**Given task:** Give the number of lines in the entries that contain "output". State only the count.

**Data records:**
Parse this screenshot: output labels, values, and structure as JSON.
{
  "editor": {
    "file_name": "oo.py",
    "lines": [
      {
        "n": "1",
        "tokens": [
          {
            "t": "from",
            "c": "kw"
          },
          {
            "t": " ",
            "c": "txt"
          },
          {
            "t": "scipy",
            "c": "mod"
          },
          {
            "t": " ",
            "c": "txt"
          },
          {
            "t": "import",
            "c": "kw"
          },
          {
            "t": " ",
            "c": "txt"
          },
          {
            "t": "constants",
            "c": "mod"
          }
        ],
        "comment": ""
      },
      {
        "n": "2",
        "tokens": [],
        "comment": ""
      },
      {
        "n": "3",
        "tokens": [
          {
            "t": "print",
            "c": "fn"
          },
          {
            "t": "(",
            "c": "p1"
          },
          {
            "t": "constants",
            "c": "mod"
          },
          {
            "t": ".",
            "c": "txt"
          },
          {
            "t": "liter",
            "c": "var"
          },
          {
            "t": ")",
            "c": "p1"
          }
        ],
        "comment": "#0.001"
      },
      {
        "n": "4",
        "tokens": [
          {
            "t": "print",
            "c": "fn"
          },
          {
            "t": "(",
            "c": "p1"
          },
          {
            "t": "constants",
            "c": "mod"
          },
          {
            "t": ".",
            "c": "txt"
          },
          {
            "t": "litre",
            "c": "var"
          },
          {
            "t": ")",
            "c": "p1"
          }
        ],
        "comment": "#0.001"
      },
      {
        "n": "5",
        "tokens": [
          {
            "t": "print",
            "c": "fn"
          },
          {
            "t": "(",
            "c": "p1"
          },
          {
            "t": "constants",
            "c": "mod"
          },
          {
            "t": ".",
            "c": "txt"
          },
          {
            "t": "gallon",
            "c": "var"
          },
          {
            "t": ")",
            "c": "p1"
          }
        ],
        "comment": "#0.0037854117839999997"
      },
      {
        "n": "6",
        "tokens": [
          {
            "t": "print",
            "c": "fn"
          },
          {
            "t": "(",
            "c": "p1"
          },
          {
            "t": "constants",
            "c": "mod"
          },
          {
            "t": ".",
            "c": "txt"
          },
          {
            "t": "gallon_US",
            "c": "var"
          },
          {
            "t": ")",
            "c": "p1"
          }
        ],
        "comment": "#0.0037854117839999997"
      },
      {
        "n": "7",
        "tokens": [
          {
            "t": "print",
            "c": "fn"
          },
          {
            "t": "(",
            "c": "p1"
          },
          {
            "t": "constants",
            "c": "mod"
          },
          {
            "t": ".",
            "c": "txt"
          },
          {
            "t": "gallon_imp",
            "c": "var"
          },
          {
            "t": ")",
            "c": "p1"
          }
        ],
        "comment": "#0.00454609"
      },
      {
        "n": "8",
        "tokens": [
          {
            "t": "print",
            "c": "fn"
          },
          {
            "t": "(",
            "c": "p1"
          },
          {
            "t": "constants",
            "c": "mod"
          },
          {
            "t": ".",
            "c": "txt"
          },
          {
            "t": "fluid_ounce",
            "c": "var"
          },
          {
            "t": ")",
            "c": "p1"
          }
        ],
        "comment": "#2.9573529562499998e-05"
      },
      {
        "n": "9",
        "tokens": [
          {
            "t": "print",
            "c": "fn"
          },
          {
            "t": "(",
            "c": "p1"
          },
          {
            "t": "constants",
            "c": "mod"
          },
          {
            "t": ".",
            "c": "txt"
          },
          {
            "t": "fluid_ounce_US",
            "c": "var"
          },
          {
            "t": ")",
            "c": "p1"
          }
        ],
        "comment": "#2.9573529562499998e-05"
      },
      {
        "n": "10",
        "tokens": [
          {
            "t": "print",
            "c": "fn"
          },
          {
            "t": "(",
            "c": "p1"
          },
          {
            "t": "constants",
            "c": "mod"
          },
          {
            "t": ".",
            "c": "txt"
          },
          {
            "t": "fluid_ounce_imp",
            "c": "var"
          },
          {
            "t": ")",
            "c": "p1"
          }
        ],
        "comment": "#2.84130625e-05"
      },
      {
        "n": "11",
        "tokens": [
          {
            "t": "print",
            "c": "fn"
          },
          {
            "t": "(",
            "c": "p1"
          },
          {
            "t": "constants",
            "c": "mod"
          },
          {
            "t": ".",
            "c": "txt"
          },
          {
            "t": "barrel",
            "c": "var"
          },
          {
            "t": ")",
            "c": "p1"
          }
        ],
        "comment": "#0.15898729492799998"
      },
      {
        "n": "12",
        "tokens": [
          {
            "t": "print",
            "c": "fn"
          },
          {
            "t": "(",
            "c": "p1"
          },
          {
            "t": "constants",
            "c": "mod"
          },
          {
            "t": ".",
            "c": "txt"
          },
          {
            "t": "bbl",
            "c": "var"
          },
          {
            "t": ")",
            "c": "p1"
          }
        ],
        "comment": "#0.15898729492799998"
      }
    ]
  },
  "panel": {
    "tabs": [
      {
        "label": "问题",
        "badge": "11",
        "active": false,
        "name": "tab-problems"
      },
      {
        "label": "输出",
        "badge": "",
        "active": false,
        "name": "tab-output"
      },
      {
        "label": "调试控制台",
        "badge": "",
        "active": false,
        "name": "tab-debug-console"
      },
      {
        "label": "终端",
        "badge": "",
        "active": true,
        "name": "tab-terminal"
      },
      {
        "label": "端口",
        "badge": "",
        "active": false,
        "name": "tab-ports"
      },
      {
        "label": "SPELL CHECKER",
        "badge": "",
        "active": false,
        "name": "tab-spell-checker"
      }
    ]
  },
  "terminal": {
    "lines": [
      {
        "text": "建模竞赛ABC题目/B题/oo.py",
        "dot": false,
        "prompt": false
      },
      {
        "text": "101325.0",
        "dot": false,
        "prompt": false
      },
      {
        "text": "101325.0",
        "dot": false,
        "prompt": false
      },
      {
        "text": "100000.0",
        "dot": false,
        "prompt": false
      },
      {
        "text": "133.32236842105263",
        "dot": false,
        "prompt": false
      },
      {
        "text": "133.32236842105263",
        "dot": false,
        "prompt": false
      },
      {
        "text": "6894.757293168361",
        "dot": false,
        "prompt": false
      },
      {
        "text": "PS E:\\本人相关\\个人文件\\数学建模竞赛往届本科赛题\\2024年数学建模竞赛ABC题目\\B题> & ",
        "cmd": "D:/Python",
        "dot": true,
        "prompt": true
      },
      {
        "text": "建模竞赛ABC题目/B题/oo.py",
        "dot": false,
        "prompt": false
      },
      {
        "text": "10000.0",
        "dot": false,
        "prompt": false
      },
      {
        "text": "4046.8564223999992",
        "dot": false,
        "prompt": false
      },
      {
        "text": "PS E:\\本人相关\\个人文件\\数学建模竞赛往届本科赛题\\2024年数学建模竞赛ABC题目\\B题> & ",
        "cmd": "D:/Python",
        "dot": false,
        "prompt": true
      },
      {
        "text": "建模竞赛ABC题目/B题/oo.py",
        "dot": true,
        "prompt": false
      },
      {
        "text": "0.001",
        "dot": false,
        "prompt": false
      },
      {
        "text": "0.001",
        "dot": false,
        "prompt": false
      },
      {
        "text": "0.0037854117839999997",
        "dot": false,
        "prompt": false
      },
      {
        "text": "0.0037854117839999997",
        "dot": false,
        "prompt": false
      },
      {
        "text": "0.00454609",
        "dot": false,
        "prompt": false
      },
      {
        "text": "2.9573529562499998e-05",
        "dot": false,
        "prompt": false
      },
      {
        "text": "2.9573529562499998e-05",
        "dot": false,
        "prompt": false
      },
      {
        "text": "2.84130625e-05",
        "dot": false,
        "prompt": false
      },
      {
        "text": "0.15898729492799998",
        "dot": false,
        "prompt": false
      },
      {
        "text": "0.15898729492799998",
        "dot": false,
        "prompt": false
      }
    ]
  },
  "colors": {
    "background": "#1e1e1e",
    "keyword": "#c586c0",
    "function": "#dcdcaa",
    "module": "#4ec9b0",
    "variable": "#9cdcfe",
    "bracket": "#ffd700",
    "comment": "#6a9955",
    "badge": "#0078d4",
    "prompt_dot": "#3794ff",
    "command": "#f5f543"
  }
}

**Solved problem:** 2